>> START ENTRIES SUPPLIED

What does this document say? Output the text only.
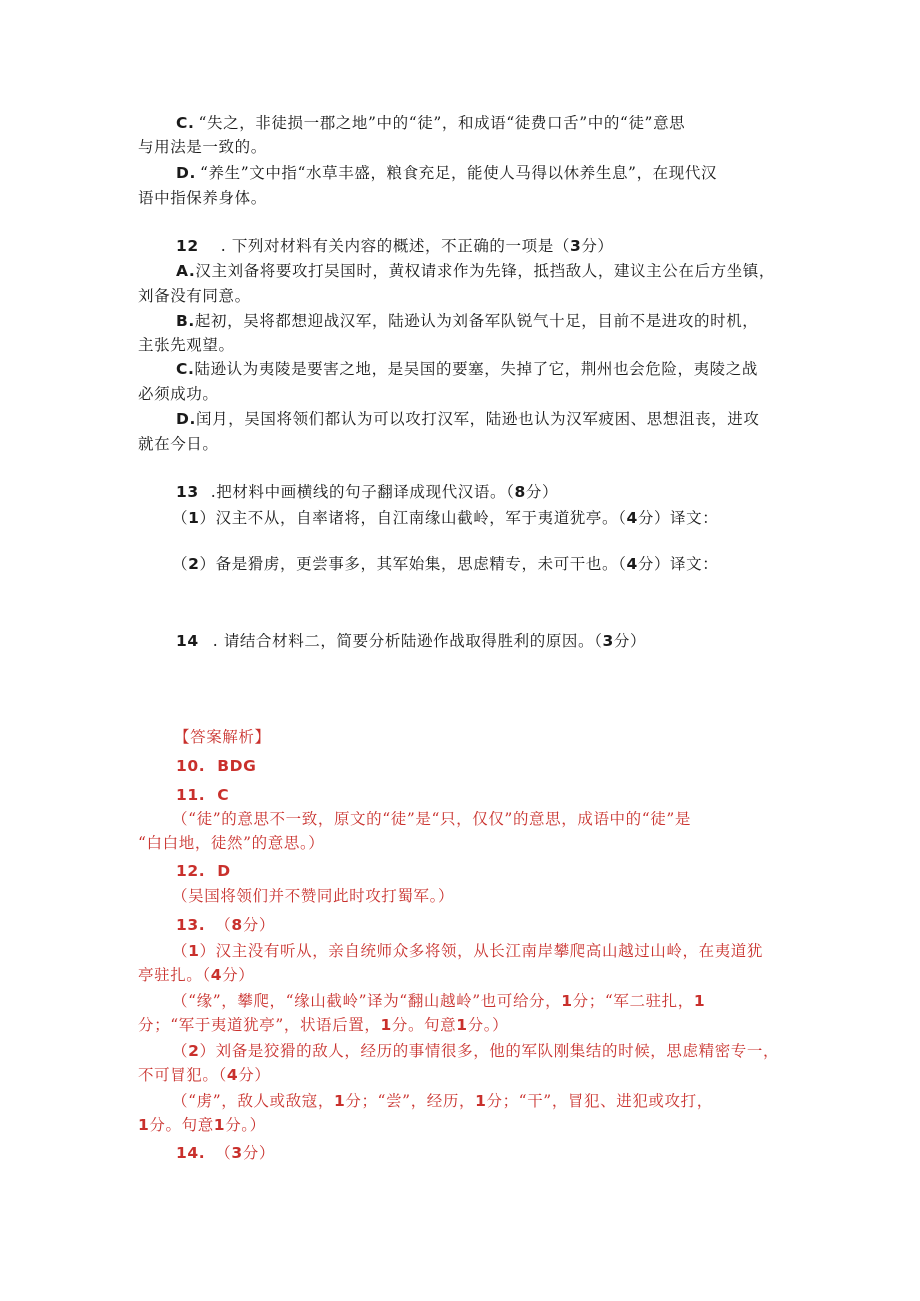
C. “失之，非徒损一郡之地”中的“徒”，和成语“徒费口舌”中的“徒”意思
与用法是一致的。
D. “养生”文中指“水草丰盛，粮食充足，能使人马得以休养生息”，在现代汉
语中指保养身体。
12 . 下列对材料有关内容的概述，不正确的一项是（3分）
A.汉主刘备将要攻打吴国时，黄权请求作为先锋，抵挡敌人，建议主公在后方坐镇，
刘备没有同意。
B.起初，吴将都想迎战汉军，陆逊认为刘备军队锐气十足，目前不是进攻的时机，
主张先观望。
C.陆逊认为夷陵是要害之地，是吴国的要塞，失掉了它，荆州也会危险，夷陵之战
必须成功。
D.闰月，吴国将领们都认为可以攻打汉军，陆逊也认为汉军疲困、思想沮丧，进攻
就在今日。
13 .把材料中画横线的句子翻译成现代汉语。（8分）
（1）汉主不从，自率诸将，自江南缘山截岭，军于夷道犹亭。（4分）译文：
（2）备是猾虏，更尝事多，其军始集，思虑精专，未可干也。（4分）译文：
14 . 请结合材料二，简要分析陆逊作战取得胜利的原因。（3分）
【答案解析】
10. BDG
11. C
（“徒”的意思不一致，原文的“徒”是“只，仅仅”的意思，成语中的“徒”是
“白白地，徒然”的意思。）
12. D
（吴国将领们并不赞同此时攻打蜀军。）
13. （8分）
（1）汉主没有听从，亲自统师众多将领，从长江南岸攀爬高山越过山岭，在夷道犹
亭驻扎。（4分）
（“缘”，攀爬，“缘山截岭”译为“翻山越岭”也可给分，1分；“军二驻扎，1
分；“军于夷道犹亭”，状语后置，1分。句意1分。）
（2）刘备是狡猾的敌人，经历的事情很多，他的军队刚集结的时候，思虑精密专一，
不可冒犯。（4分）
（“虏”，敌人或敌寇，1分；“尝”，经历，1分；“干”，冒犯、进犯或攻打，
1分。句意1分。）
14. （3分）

>> END ENTRIES SUPPLIED
>> START ENTRIES SUPPLIED

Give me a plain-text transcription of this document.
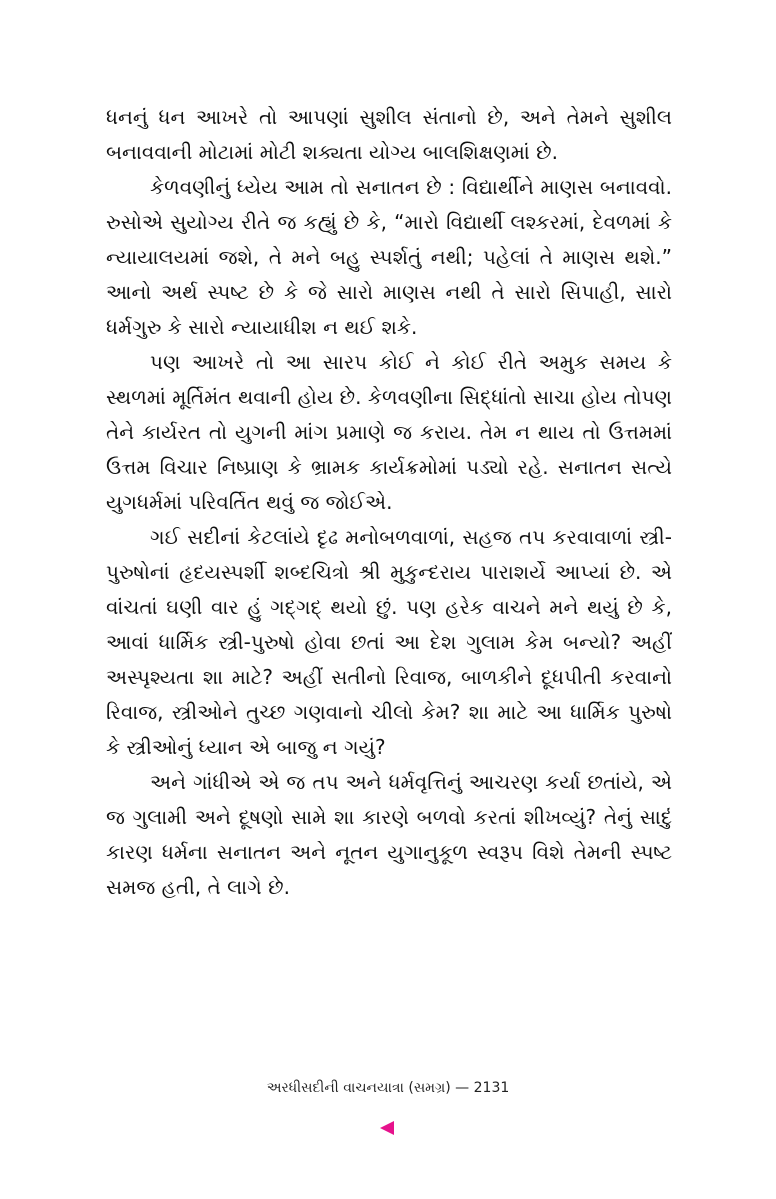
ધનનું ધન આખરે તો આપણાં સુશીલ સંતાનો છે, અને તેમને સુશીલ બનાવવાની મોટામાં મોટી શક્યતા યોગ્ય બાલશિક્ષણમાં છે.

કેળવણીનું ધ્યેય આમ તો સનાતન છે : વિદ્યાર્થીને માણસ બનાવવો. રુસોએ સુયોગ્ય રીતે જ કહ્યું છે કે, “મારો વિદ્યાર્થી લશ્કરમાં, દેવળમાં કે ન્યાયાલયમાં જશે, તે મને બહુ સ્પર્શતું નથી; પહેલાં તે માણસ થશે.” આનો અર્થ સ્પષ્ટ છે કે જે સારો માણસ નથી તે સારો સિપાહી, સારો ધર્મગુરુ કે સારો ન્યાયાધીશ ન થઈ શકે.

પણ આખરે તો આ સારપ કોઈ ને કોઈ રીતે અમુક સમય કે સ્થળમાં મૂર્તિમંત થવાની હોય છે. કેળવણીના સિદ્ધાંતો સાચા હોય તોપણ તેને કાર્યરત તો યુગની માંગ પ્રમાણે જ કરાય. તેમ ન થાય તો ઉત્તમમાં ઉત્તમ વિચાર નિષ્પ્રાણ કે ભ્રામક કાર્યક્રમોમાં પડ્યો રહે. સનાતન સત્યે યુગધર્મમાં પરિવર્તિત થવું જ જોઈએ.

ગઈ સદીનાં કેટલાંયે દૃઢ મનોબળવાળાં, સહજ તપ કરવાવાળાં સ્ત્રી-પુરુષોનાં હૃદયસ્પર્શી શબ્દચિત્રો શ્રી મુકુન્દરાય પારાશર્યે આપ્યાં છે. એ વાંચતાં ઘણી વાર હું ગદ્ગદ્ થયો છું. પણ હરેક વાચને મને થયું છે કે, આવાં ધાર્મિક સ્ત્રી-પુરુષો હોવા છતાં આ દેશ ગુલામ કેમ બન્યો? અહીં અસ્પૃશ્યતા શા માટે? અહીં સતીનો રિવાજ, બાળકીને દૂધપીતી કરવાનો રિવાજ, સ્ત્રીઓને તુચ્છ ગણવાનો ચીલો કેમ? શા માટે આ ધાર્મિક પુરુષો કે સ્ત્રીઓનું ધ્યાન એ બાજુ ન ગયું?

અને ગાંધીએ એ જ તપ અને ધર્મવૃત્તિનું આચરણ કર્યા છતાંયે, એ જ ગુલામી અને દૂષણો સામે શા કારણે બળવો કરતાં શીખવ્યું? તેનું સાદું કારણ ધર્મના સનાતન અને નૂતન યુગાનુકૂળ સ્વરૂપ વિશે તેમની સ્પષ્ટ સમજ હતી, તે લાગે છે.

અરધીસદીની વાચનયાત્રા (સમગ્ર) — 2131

>> END ENTRIES SUPPLIED

#### GIVEN TASK
Lines in the records that hold the word "document" are to be counted; give only the total.

#### THE SOLUTION
2